What needs to be done.
Give the number of lines that hold the string "индекса". Nothing else is needed.

====== Stored data

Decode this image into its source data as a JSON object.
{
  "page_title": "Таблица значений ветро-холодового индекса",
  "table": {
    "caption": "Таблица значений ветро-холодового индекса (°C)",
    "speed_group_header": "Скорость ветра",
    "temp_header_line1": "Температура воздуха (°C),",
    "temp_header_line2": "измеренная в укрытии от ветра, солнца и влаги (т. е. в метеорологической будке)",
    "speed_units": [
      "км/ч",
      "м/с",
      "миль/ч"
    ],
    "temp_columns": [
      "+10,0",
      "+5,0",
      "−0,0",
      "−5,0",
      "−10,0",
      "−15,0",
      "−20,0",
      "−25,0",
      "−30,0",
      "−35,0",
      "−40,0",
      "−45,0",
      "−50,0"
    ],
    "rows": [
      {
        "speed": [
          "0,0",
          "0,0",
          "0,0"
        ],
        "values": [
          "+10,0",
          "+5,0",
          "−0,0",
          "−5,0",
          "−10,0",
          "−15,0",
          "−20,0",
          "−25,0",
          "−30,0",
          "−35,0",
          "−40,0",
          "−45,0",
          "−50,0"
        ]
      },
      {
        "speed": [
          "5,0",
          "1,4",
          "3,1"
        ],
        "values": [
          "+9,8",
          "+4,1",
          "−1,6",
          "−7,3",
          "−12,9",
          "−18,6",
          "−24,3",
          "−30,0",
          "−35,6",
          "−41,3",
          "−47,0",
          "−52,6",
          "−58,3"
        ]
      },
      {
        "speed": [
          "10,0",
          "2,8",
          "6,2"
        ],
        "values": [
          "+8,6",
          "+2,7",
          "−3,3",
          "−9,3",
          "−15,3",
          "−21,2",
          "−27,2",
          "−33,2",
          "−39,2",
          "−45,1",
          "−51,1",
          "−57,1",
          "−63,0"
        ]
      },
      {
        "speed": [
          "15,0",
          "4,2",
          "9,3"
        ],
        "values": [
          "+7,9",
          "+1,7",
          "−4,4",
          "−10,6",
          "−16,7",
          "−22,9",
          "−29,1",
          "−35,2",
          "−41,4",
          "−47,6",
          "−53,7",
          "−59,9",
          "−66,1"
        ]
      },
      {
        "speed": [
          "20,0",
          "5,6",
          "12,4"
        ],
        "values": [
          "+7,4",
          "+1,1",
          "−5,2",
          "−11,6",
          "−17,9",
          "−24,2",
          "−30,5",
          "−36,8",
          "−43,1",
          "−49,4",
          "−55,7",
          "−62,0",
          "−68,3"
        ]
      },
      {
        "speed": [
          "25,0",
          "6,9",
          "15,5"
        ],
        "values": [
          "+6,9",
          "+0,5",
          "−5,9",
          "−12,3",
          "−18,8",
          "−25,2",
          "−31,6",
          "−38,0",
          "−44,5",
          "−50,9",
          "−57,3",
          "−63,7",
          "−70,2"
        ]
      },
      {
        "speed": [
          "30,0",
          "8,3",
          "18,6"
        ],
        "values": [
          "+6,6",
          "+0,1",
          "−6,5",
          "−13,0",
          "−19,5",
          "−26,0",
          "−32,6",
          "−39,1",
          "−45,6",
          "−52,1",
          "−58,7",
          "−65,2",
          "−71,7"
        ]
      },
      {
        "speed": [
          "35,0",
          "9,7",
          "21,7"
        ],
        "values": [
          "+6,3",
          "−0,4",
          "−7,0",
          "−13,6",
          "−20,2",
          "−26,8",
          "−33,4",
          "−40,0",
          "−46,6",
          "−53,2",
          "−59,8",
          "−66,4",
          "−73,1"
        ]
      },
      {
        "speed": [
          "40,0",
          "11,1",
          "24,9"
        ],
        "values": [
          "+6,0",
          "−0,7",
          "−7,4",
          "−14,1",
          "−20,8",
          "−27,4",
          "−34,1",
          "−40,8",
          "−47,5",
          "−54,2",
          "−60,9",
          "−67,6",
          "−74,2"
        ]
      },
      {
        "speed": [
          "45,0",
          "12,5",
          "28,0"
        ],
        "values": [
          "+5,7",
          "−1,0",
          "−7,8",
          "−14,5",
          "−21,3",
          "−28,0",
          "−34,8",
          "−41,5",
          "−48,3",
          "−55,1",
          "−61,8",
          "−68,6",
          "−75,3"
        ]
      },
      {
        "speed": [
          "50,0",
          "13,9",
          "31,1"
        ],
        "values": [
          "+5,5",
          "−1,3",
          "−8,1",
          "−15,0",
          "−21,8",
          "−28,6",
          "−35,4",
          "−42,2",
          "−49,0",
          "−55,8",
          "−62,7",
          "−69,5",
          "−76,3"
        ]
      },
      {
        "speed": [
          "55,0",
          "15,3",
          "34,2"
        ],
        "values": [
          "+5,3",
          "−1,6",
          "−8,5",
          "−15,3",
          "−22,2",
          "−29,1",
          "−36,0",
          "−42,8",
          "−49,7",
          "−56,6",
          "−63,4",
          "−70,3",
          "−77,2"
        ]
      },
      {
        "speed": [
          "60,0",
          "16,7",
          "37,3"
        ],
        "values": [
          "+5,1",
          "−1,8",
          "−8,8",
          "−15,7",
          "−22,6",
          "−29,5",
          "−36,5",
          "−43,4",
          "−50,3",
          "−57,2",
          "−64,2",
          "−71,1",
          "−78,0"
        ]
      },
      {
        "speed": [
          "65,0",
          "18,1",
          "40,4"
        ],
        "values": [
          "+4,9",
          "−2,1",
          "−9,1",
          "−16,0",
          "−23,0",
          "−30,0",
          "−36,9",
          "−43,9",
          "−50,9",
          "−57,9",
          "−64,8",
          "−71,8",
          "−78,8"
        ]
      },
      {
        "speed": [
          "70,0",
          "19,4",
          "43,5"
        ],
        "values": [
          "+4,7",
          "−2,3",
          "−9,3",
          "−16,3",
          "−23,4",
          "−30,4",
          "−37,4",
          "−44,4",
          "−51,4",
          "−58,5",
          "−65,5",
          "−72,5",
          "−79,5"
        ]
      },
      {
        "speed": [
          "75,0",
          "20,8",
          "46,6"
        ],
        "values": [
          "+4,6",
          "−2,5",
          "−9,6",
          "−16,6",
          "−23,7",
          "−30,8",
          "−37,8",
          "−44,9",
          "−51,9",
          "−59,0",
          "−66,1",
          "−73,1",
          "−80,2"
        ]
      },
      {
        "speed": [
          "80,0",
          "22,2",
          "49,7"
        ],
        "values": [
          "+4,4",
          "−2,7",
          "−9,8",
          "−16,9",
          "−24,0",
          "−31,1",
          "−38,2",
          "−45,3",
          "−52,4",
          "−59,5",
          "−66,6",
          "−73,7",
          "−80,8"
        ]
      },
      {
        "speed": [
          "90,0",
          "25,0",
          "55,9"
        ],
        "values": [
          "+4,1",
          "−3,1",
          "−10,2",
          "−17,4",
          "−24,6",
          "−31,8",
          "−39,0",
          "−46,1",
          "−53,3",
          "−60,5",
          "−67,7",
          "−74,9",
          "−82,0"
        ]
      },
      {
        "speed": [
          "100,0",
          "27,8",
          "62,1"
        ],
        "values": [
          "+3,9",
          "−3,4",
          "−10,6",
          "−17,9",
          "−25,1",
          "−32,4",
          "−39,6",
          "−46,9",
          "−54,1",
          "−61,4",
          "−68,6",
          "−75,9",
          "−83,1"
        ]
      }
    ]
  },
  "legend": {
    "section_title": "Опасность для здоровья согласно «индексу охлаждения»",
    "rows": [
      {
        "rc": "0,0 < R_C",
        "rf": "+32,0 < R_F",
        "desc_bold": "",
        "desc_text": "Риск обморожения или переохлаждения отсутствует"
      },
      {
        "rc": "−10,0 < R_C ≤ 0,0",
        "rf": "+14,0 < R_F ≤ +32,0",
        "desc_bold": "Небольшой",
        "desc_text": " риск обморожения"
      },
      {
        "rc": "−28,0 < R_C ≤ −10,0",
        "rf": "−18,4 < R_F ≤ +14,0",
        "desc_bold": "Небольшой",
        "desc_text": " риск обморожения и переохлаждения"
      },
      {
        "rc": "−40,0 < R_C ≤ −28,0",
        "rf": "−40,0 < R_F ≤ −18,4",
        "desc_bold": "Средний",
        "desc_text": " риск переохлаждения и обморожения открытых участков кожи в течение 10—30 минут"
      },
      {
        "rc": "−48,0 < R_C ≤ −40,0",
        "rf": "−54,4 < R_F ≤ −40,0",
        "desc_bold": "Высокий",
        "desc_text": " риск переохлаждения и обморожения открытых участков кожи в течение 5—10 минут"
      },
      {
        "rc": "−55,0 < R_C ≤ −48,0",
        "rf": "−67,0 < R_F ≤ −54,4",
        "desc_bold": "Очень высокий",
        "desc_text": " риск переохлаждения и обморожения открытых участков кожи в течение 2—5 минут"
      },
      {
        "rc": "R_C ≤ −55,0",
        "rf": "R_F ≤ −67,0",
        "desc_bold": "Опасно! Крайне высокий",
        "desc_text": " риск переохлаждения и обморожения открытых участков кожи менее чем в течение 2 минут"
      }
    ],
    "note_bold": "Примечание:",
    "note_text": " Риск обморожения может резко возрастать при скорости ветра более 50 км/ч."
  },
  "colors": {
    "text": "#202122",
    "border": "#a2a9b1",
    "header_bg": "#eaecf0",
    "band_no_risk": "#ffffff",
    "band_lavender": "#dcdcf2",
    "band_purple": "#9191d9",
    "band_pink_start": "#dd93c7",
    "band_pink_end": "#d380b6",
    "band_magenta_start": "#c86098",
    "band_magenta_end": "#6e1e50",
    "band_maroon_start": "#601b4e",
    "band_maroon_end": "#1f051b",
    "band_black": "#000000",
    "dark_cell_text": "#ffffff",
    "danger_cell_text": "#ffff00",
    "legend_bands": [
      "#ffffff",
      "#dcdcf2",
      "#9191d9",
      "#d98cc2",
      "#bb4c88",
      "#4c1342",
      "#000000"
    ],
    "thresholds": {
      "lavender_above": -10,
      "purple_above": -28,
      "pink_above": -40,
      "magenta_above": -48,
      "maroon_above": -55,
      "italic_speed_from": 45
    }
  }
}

============

Response for this exercise.
2